JOB: List every line below containing "HDMI".

PROVIDED ENTRIES:
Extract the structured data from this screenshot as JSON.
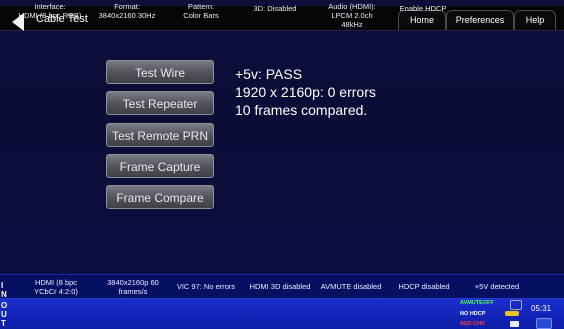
{
  "header": {
    "title": "Cable Test",
    "tabs": [
      {
        "label": "Home"
      },
      {
        "label": "Preferences"
      },
      {
        "label": "Help"
      }
    ]
  },
  "actions": [
    {
      "label": "Test Wire"
    },
    {
      "label": "Test Repeater"
    },
    {
      "label": "Test Remote PRN"
    },
    {
      "label": "Frame Capture"
    },
    {
      "label": "Frame Compare"
    }
  ],
  "results": {
    "line1": "+5v: PASS",
    "line2": "1920 x 2160p: 0 errors",
    "line3": "10 frames compared."
  },
  "status": {
    "side_letters": [
      "I",
      "N"
    ],
    "cells": [
      {
        "line1": "HDMI (8 bpc",
        "line2": "YCbCr 4:2:0)"
      },
      {
        "line1": "3840x2160p 60",
        "line2": "frames/s"
      },
      {
        "line1": "VIC 97: No errors",
        "line2": ""
      },
      {
        "line1": "HDMI 3D disabled",
        "line2": ""
      },
      {
        "line1": "AVMUTE disabled",
        "line2": ""
      },
      {
        "line1": "HDCP disabled",
        "line2": ""
      },
      {
        "line1": "+5V detected",
        "line2": ""
      }
    ]
  },
  "controls": {
    "side_letters": [
      "O",
      "U",
      "T"
    ],
    "items": [
      {
        "line1": "Interface:",
        "line2": "HDMI (8 bpc RGB)",
        "line3": ""
      },
      {
        "line1": "Format:",
        "line2": "3840x2160 30Hz",
        "line3": ""
      },
      {
        "line1": "Pattern:",
        "line2": "Color Bars",
        "line3": ""
      },
      {
        "line1": "3D: Disabled",
        "line2": "",
        "line3": ""
      },
      {
        "line1": "Audio (HDMI):",
        "line2": "LPCM 2.0ch",
        "line3": "48kHz"
      },
      {
        "line1": "Enable HDCP",
        "line2": "",
        "line3": ""
      }
    ],
    "badges": {
      "avmute": "AVMUTEOFF",
      "hdcp": "NO HDCP",
      "red": "RED CHK"
    },
    "time": "05:31"
  }
}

RESULT BELOW:
        "line1": "HDMI (8 bpc",
        "line1": "HDMI 3D disabled",
        "line2": "HDMI (8 bpc RGB)",
        "line1": "Audio (HDMI):",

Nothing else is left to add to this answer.